Given passage:
## START

This is the mail archive of the
binutils@sourceware.org
mailing list for the binutils project.
Re: PATCH: PR ld/3111: LD very slow linking object files containing dwarf2 symbols
- From: "H. J. Lu" <hjl at lucon dot org>
- To: Jakub Jelinek <jakub at redhat dot com>
- Cc: binutils at sources dot redhat dot com
- Date: Fri, 19 Jan 2007 07:03:16 -0800
- Subject: Re: PATCH: PR ld/3111: LD very slow linking object files containing dwarf2 symbols
- References: <20060829230012.GA19841@lucon.org> <20070119144609.GI3819@sunsite.mff.cuni.cz>
On Fri, Jan 19, 2007 at 03:46:09PM +0100, Jakub Jelinek wrote:
> On Tue, Aug 29, 2006 at 04:00:12PM -0700, H. J. Lu wrote:
> > When we are comparing symbols in a section against another section in
> > a different file, we swap in 2 symbol tables, sort them and free the
> > symbol tables for each section. It is a O^2 problem. When there are
> > many sections and symbols in a file, it can be very slow. This patch
> > caches the symbol table unless --reduce-memory-overheads is used. The
> > results for the testcase are
> >
> > /usr/bin/time ./ld -shared -o libfoo.so b2dynamic_nonlinear_solver.o b2dynamic_nonlinear_utile.o b2static_nonlinear_utile.o b2static_nonlinear_solver.o b2free_vibration_solver.o b2frequency_dependent_free_vibration_solver.o b2linearized_prebuckling_solver.o
> > 1.06user 0.13system 0:01.20elapsed 99%CPU
> > /usr/bin/time ./ld --reduce-memory-overheads -shared -o libbar.so b2dynamic_nonlinear_solver.o b2dynamic_nonlinear_utile.o b2static_nonlinear_utile.o b2static_nonlinear_solver.o b2free_vibration_solver.o b2frequency_dependent_free_vibration_solver.o b2linearized_prebuckling_solver.o
> > 139.24user 8.93system 2:28.19elapsed 99%CPU
> >
> > It is about 130X speed up. The only concern I have is the memory
> > overhead. It seems small for the testcase.
>
> I was debugging this too on older (FC6) binutils for
> http://bugzilla.redhat.com/bugzilla/223181
> (initially thought the main problem is caching, but as backport of
> http://sources.redhat.com/ml/binutils/2006-11/msg00190.html
> didn't help, I looked at why is bfd_elf_match_symbols_in_sections
> so slow) and came up with a very different patch.
>
> What the routine used to do is:
> 1) swap in both symbol tables
> 2) qsort both of them, with huge entry size (32 bytes on 64-bit host)
> such that SHN_UNDEF symbols come last, other symbols are sorted
> based on st_shndx and when st_shndx is equal based on binding
> (this was actually the most expensive part, on the RH#223181
> testcase oprofile said 55.98% of total time spent in mempcpy,
> 19.26% in msort_with_tmp, 10.12% in memcpy and 4.23% in
> elf_sort_elf_symbol, all of which is from this qsort)

## END

Tasks to carry out:
1. In the binutils mailing list post, what does the patch cache, and when does it not?
2. Resume the binutils mailing list post on slow dwarf2 linking from the point where it stops.

[Extracted data entries]
## START

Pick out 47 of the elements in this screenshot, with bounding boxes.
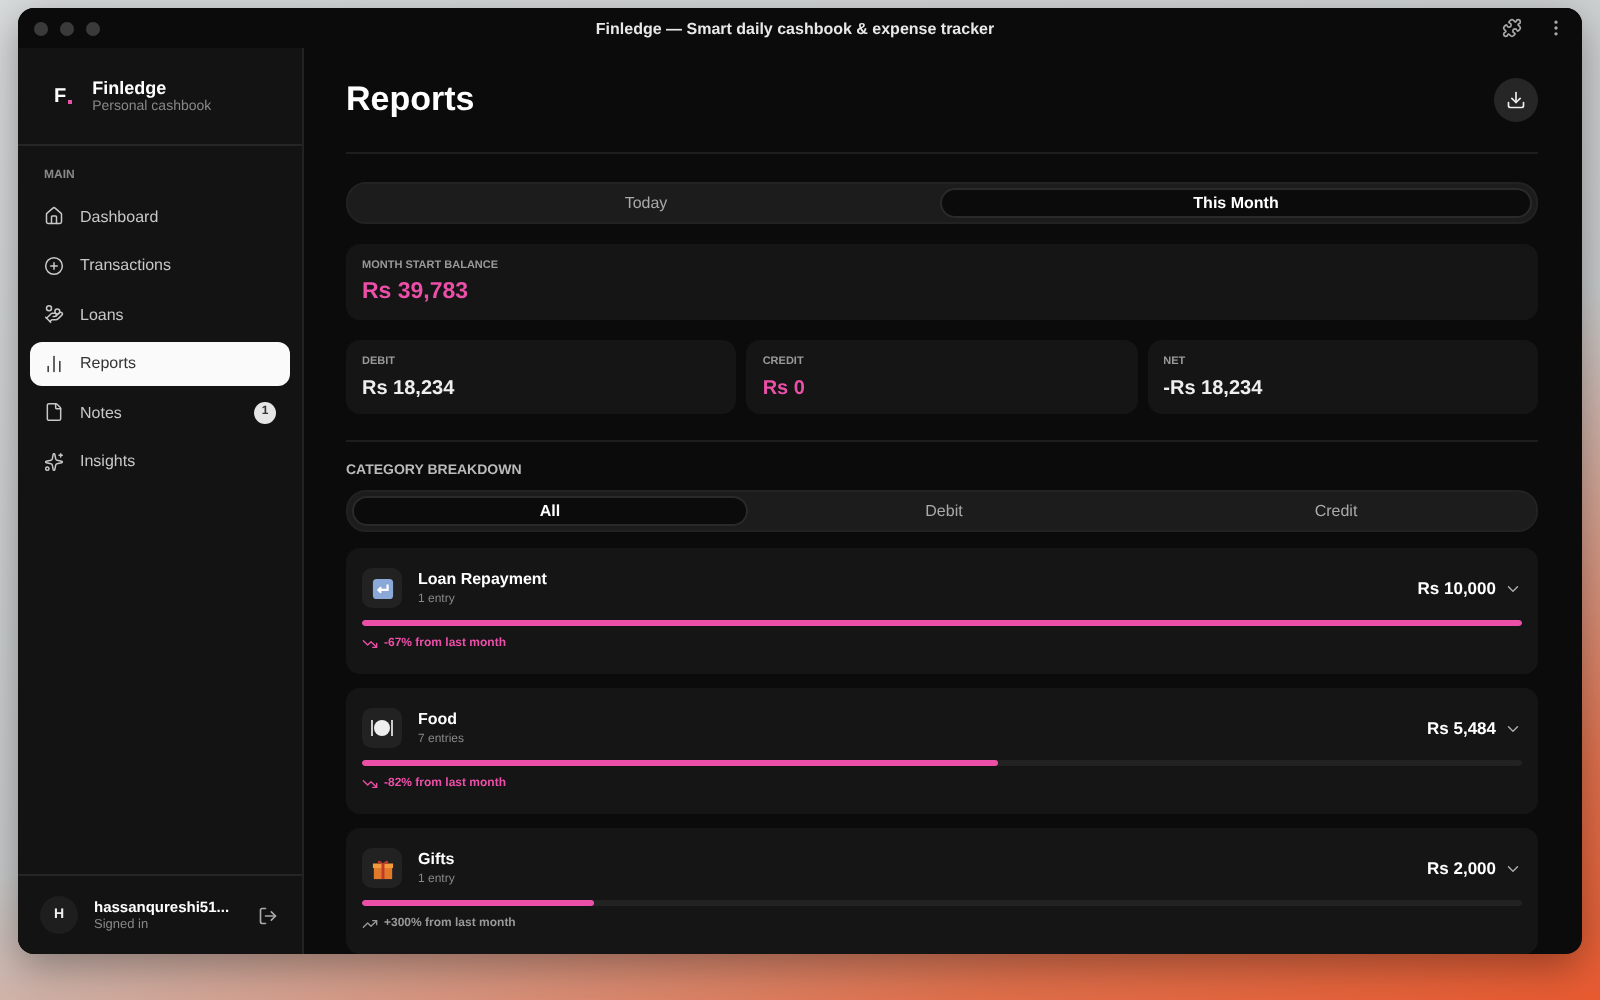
logout-icon xyxy=(258,905,278,925)
sidebar-item[interactable]: Reports xyxy=(30,341,290,386)
category-name: Gifts xyxy=(418,850,455,868)
stat-value: Rs 0 xyxy=(762,378,807,401)
balance-value: Rs 39,783 xyxy=(362,279,471,304)
period-tab[interactable]: This Month xyxy=(940,188,1532,218)
category-amount: Rs 2,000 xyxy=(1427,858,1496,878)
sidebar-item[interactable]: Transactions xyxy=(30,243,290,288)
sidebar-item-label: Transactions xyxy=(80,256,173,275)
sidebar-item-label: Reports xyxy=(80,354,139,373)
chart-icon xyxy=(44,353,64,374)
download-button[interactable] xyxy=(1494,78,1538,123)
note-icon xyxy=(44,402,64,423)
window-title: Finledge — Smart daily cashbook & expense tracker xyxy=(593,19,997,37)
category-amount: Rs 10,000 xyxy=(1417,578,1496,598)
filter-tab[interactable]: All xyxy=(352,496,748,526)
logout-button[interactable] xyxy=(258,905,278,925)
app-name: Finledge xyxy=(92,78,169,98)
return-arrow-icon xyxy=(371,577,393,599)
page-title: Reports xyxy=(346,80,475,121)
filter-tab[interactable]: Debit xyxy=(748,496,1140,526)
stat-value: -Rs 18,234 xyxy=(1163,378,1265,401)
add-icon xyxy=(44,255,64,276)
sidebar-item-label: Dashboard xyxy=(80,207,161,226)
sparkle-icon xyxy=(44,451,64,472)
sidebar-item-label: Loans xyxy=(80,305,126,324)
plate-icon xyxy=(370,718,394,738)
period-tab[interactable]: Today xyxy=(352,188,940,218)
sidebar-item[interactable]: Dashboard xyxy=(30,194,290,239)
sidebar-item[interactable]: Loans xyxy=(30,292,290,337)
coins-icon xyxy=(44,304,64,325)
sidebar-item-label: Notes xyxy=(80,403,124,422)
home-icon xyxy=(44,206,64,227)
stat-value: Rs 18,234 xyxy=(362,378,457,401)
category-name: Loan Repayment xyxy=(418,570,547,588)
download-icon xyxy=(1506,90,1526,111)
trend-down-icon xyxy=(362,776,378,792)
app-logo: F xyxy=(54,85,73,107)
sidebar-item[interactable]: Insights xyxy=(30,439,290,484)
sidebar-item-label: Insights xyxy=(80,452,138,471)
category-name: Food xyxy=(418,710,460,728)
trend-down-icon xyxy=(362,636,378,652)
puzzle-icon[interactable] xyxy=(1502,18,1522,38)
category-amount: Rs 5,484 xyxy=(1427,718,1496,738)
trend-up-icon xyxy=(362,916,378,932)
filter-tab[interactable]: Credit xyxy=(1140,496,1532,526)
gift-icon xyxy=(371,857,393,879)
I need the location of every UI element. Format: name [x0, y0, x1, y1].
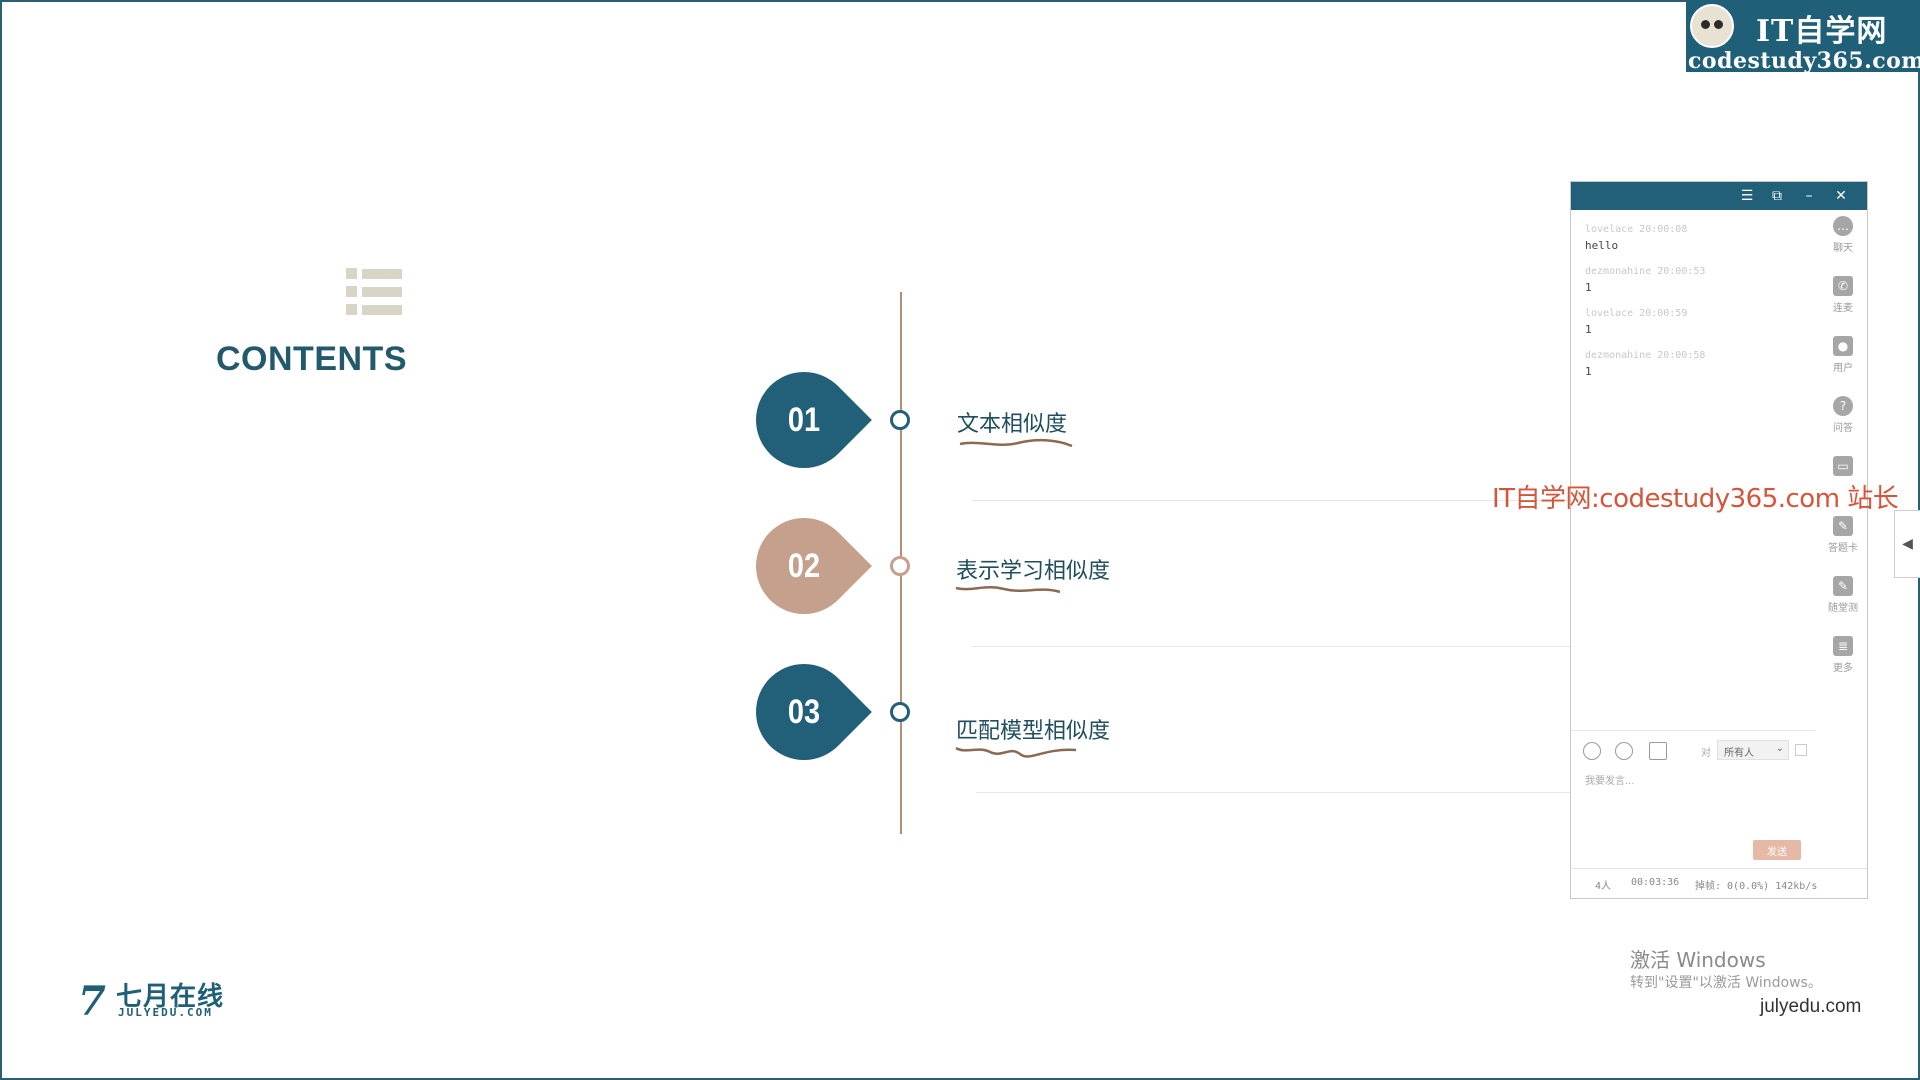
monkey-logo-icon [1690, 4, 1734, 48]
chat-titlebar: ☰ ⧉ – ✕ [1571, 182, 1867, 210]
contents-list-icon [346, 268, 402, 318]
divider-02 [972, 646, 1570, 647]
badge-03-number: 03 [787, 692, 821, 731]
tool-answer-card[interactable]: ✎ 答题卡 [1819, 516, 1867, 554]
elapsed-time: 00:03:36 [1631, 877, 1680, 888]
restore-icon[interactable]: ⧉ [1763, 184, 1791, 208]
recipient-value: 所有人 [1724, 748, 1754, 759]
tool-label: 问答 [1833, 423, 1853, 434]
emoji-icon[interactable] [1583, 742, 1601, 760]
recipient-label: 对 [1701, 748, 1711, 759]
tool-call[interactable]: ✆ 连麦 [1819, 276, 1867, 314]
chat-icon: … [1833, 216, 1853, 236]
collapse-arrow-icon[interactable]: ◀ [1894, 510, 1920, 578]
divider-01 [972, 500, 1570, 501]
message-body: 1 [1585, 365, 1592, 378]
minimize-icon[interactable]: – [1795, 184, 1823, 208]
recipient-select[interactable]: 所有人 ⌄ [1717, 740, 1789, 760]
chevron-down-icon: ⌄ [1775, 743, 1784, 754]
user-icon: ● [1833, 336, 1853, 356]
badge-02-number: 02 [787, 546, 821, 585]
message-header: dezmonahine 20:00:53 [1585, 266, 1706, 277]
message-body: 1 [1585, 323, 1592, 336]
tool-chat[interactable]: … 聊天 [1819, 216, 1867, 254]
list-item: lovelace 20:00:59 1 [1585, 308, 1815, 336]
contents-title: CONTENTS [216, 340, 407, 378]
message-body: hello [1585, 239, 1619, 252]
tool-quiz[interactable]: ✎ 随堂测 [1819, 576, 1867, 614]
item-01-underline [959, 438, 1073, 448]
phone-icon: ✆ [1833, 276, 1853, 296]
screen-icon: ▭ [1833, 456, 1853, 476]
item-03-label: 匹配模型相似度 [956, 719, 1111, 744]
tool-label: 随堂测 [1828, 603, 1858, 614]
badge-01-number: 01 [787, 400, 821, 439]
activate-windows-subtitle: 转到"设置"以激活 Windows。 [1630, 975, 1822, 991]
list-item: lovelace 20:00:08 hello [1585, 224, 1815, 252]
chat-separator [1571, 730, 1815, 731]
private-checkbox[interactable] [1795, 744, 1807, 756]
tool-label: 答题卡 [1828, 543, 1858, 554]
item-03-underline [955, 746, 1077, 758]
message-header: lovelace 20:00:59 [1585, 308, 1688, 319]
online-count: 4人 [1595, 881, 1612, 892]
timeline-node-01 [890, 410, 910, 430]
quiz-icon: ✎ [1833, 576, 1853, 596]
tool-label: 更多 [1833, 663, 1853, 674]
message-header: dezmonahine 20:00:58 [1585, 350, 1706, 361]
activate-windows-title: 激活 Windows [1630, 948, 1766, 972]
chat-status-bar: 4人 00:03:36 掉帧: 0(0.0%) 142kb/s [1571, 868, 1867, 897]
network-stats: 掉帧: 0(0.0%) 142kb/s [1695, 881, 1818, 892]
list-item: dezmonahine 20:00:58 1 [1585, 350, 1815, 378]
watermark-text: IT自学网:codestudy365.com 站长 [1492, 484, 1899, 514]
watermark-subtitle: codestudy365.com [1688, 48, 1920, 74]
close-icon[interactable]: ✕ [1827, 184, 1855, 208]
tool-label: 用户 [1833, 363, 1853, 374]
question-icon: ? [1833, 396, 1853, 416]
watermark-title: IT自学网 [1756, 14, 1888, 49]
timeline-node-02 [890, 556, 910, 576]
message-header: lovelace 20:00:08 [1585, 224, 1688, 235]
timeline-node-03 [890, 702, 910, 722]
bubble-icon[interactable] [1615, 742, 1633, 760]
tool-qa[interactable]: ? 问答 [1819, 396, 1867, 434]
answer-card-icon: ✎ [1833, 516, 1853, 536]
item-01-label: 文本相似度 [957, 412, 1068, 437]
divider-03 [976, 792, 1570, 793]
compose-toolbar: 对 所有人 ⌄ [1581, 739, 1821, 763]
more-icon: ≣ [1833, 636, 1853, 656]
tool-label: 连麦 [1833, 303, 1853, 314]
message-input[interactable]: 我要发言... [1585, 772, 1635, 787]
julyedu-logo: 7 七月在线 JULYEDU.COM [78, 976, 238, 1025]
image-icon[interactable] [1649, 742, 1667, 760]
item-02-label: 表示学习相似度 [956, 559, 1111, 584]
live-chat-panel: ☰ ⧉ – ✕ lovelace 20:00:08 hello dezmonah… [1570, 181, 1868, 899]
list-item: dezmonahine 20:00:53 1 [1585, 266, 1815, 294]
tool-more[interactable]: ≣ 更多 [1819, 636, 1867, 674]
send-button[interactable]: 发送 [1753, 840, 1801, 860]
message-body: 1 [1585, 281, 1592, 294]
site-url: julyedu.com [1760, 996, 1862, 1017]
item-02-underline [955, 586, 1061, 594]
menu-icon[interactable]: ☰ [1733, 184, 1761, 208]
tool-screen[interactable]: ▭ [1819, 456, 1867, 476]
message-list[interactable]: lovelace 20:00:08 hello dezmonahine 20:0… [1585, 224, 1815, 392]
tool-label: 聊天 [1833, 243, 1853, 254]
watermark-badge: IT自学网 codestudy365.com [1686, 0, 1920, 74]
tool-users[interactable]: ● 用户 [1819, 336, 1867, 374]
logo-mark: 7 [78, 978, 106, 1025]
logo-english: JULYEDU.COM [118, 1006, 213, 1019]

## END

Solved problems:
1. It caches the symbol table unless --reduce-memory-overheads is used.

2.
> 3) then we scan the sorted array and find the consecutive
> region in it which has st_shndx equal to the section,
> count how many symbols there are
> 4) if both sections have the same number of such symbols,
> create symtable{1,2} arrays and for symbols with st_shndx
> equal to shndx{1,2} store in the array a pointer to the
> isym and name pointer
> 5) qsort symtable{1,2} arrays based solely on symbol name
> 6) compare the symbol names, st_info, st_other
>
> Now, unless I grossly misunderstood this, we are doing step 2)
> only to select isyms with isym->st_shndx == shndx{1,2} and count them
> (we don't care about SHN_UNDEF symbols, those don't have isym->st_shndx
> equal to shndx{1,2}, we don't care about the ST_BIND sorting, because
> we shortly after that re-sort the array based on name.
> But, to select isyms with isym->st_shndx == shndx{1,2} we don't need
> to qsort at all, that can be done linearly.
My original idea is if we sort the symbol table first, we can stop
counting symbols when isym->st_shndx != shndx{1,2}. But if sorting
itself is very expensive, it isn't a good idea. Memory usage was
also a concern.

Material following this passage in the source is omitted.